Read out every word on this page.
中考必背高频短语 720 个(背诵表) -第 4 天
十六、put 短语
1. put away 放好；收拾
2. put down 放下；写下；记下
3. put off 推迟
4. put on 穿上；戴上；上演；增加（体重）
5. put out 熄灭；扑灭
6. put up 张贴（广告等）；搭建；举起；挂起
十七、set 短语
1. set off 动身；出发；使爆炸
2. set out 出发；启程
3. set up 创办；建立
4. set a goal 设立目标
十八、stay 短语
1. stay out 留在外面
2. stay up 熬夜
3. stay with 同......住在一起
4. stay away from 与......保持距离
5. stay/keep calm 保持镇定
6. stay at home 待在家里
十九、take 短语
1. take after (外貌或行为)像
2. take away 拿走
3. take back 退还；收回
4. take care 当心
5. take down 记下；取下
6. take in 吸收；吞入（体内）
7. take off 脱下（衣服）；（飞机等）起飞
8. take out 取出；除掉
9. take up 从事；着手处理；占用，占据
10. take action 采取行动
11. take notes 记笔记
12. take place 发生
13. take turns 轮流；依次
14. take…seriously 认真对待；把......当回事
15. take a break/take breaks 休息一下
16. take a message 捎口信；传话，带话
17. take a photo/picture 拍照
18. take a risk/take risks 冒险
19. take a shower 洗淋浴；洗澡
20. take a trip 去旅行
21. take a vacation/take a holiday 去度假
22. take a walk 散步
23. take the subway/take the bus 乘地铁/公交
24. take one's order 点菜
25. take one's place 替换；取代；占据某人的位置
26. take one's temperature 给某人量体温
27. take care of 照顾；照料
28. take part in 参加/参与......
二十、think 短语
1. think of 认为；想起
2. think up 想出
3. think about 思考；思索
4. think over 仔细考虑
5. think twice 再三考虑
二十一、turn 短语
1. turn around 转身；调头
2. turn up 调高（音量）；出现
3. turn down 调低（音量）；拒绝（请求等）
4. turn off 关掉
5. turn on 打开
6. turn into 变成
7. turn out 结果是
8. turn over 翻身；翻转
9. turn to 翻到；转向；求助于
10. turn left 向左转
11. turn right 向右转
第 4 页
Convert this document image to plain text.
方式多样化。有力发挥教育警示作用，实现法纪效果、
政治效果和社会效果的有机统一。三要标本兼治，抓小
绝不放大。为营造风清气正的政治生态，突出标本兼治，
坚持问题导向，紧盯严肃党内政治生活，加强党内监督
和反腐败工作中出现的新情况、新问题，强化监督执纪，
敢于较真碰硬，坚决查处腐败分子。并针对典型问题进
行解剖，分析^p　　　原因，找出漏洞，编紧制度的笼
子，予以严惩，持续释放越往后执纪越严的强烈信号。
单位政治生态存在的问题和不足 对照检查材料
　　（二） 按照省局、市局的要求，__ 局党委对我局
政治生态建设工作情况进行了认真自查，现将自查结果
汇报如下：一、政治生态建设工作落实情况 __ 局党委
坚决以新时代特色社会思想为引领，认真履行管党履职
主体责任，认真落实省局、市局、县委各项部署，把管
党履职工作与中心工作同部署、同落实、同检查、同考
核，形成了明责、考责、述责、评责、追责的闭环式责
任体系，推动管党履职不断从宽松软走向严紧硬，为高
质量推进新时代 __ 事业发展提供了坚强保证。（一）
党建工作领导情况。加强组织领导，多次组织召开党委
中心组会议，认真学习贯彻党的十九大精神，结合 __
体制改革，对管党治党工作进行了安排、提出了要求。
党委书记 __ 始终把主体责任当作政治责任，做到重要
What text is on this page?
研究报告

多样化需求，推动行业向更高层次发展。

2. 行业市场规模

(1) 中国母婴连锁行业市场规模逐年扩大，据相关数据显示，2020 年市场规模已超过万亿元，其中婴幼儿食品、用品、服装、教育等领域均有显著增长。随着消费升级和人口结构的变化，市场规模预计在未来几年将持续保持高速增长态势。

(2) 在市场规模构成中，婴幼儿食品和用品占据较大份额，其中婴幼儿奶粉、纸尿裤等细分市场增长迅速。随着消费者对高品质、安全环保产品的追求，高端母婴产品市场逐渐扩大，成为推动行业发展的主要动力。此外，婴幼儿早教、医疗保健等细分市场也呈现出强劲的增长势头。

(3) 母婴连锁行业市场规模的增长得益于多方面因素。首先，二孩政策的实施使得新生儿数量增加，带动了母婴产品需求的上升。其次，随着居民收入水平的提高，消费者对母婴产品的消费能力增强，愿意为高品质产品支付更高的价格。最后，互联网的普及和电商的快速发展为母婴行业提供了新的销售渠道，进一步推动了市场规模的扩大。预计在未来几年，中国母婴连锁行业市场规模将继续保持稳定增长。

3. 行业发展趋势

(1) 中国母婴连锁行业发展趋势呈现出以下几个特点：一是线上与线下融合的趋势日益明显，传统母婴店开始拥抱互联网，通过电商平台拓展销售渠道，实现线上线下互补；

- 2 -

- **GIVEN TASK**: Repeat the records exactly, including every line.

- **OUTPUT OF THE TASK**:
Read out every word on this page.
中考必背高频短语 720 个(背诵表) -第 4 天
十六、put 短语
1. put away 放好；收拾
2. put down 放下；写下；记下
3. put off 推迟
4. put on 穿上；戴上；上演；增加（体重）
5. put out 熄灭；扑灭
6. put up 张贴（广告等）；搭建；举起；挂起
十七、set 短语
1. set off 动身；出发；使爆炸
2. set out 出发；启程
3. set up 创办；建立
4. set a goal 设立目标
十八、stay 短语
1. stay out 留在外面
2. stay up 熬夜
3. stay with 同......住在一起
4. stay away from 与......保持距离
5. stay/keep calm 保持镇定
6. stay at home 待在家里
十九、take 短语
1. take after (外貌或行为)像
2. take away 拿走
3. take back 退还；收回
4. take care 当心
5. take down 记下；取下
6. take in 吸收；吞入（体内）
7. take off 脱下（衣服）；（飞机等）起飞
8. take out 取出；除掉
9. take up 从事；着手处理；占用，占据
10. take action 采取行动
11. take notes 记笔记
12. take place 发生
13. take turns 轮流；依次
14. take…seriously 认真对待；把......当回事
15. take a break/take breaks 休息一下
16. take a message 捎口信；传话，带话
17. take a photo/picture 拍照
18. take a risk/take risks 冒险
19. take a shower 洗淋浴；洗澡
20. take a trip 去旅行
21. take a vacation/take a holiday 去度假
22. take a walk 散步
23. take the subway/take the bus 乘地铁/公交
24. take one's order 点菜
25. take one's place 替换；取代；占据某人的位置
26. take one's temperature 给某人量体温
27. take care of 照顾；照料
28. take part in 参加/参与......
二十、think 短语
1. think of 认为；想起
2. think up 想出
3. think about 思考；思索
4. think over 仔细考虑
5. think twice 再三考虑
二十一、turn 短语
1. turn around 转身；调头
2. turn up 调高（音量）；出现
3. turn down 调低（音量）；拒绝（请求等）
4. turn off 关掉
5. turn on 打开
6. turn into 变成
7. turn out 结果是
8. turn over 翻身；翻转
9. turn to 翻到；转向；求助于
10. turn left 向左转
11. turn right 向右转
第 4 页
Convert this document image to plain text.
方式多样化。有力发挥教育警示作用，实现法纪效果、
政治效果和社会效果的有机统一。三要标本兼治，抓小
绝不放大。为营造风清气正的政治生态，突出标本兼治，
坚持问题导向，紧盯严肃党内政治生活，加强党内监督
和反腐败工作中出现的新情况、新问题，强化监督执纪，
敢于较真碰硬，坚决查处腐败分子。并针对典型问题进
行解剖，分析^p　　　原因，找出漏洞，编紧制度的笼
子，予以严惩，持续释放越往后执纪越严的强烈信号。
单位政治生态存在的问题和不足 对照检查材料
　　（二） 按照省局、市局的要求，__ 局党委对我局
政治生态建设工作情况进行了认真自查，现将自查结果
汇报如下：一、政治生态建设工作落实情况 __ 局党委
坚决以新时代特色社会思想为引领，认真履行管党履职
主体责任，认真落实省局、市局、县委各项部署，把管
党履职工作与中心工作同部署、同落实、同检查、同考
核，形成了明责、考责、述责、评责、追责的闭环式责
任体系，推动管党履职不断从宽松软走向严紧硬，为高
质量推进新时代 __ 事业发展提供了坚强保证。（一）
党建工作领导情况。加强组织领导，多次组织召开党委
中心组会议，认真学习贯彻党的十九大精神，结合 __
体制改革，对管党治党工作进行了安排、提出了要求。
党委书记 __ 始终把主体责任当作政治责任，做到重要
What text is on this page?
研究报告

多样化需求，推动行业向更高层次发展。

2. 行业市场规模

(1) 中国母婴连锁行业市场规模逐年扩大，据相关数据显示，2020 年市场规模已超过万亿元，其中婴幼儿食品、用品、服装、教育等领域均有显著增长。随着消费升级和人口结构的变化，市场规模预计在未来几年将持续保持高速增长态势。

(2) 在市场规模构成中，婴幼儿食品和用品占据较大份额，其中婴幼儿奶粉、纸尿裤等细分市场增长迅速。随着消费者对高品质、安全环保产品的追求，高端母婴产品市场逐渐扩大，成为推动行业发展的主要动力。此外，婴幼儿早教、医疗保健等细分市场也呈现出强劲的增长势头。

(3) 母婴连锁行业市场规模的增长得益于多方面因素。首先，二孩政策的实施使得新生儿数量增加，带动了母婴产品需求的上升。其次，随着居民收入水平的提高，消费者对母婴产品的消费能力增强，愿意为高品质产品支付更高的价格。最后，互联网的普及和电商的快速发展为母婴行业提供了新的销售渠道，进一步推动了市场规模的扩大。预计在未来几年，中国母婴连锁行业市场规模将继续保持稳定增长。

3. 行业发展趋势

(1) 中国母婴连锁行业发展趋势呈现出以下几个特点：一是线上与线下融合的趋势日益明显，传统母婴店开始拥抱互联网，通过电商平台拓展销售渠道，实现线上线下互补；

- 2 -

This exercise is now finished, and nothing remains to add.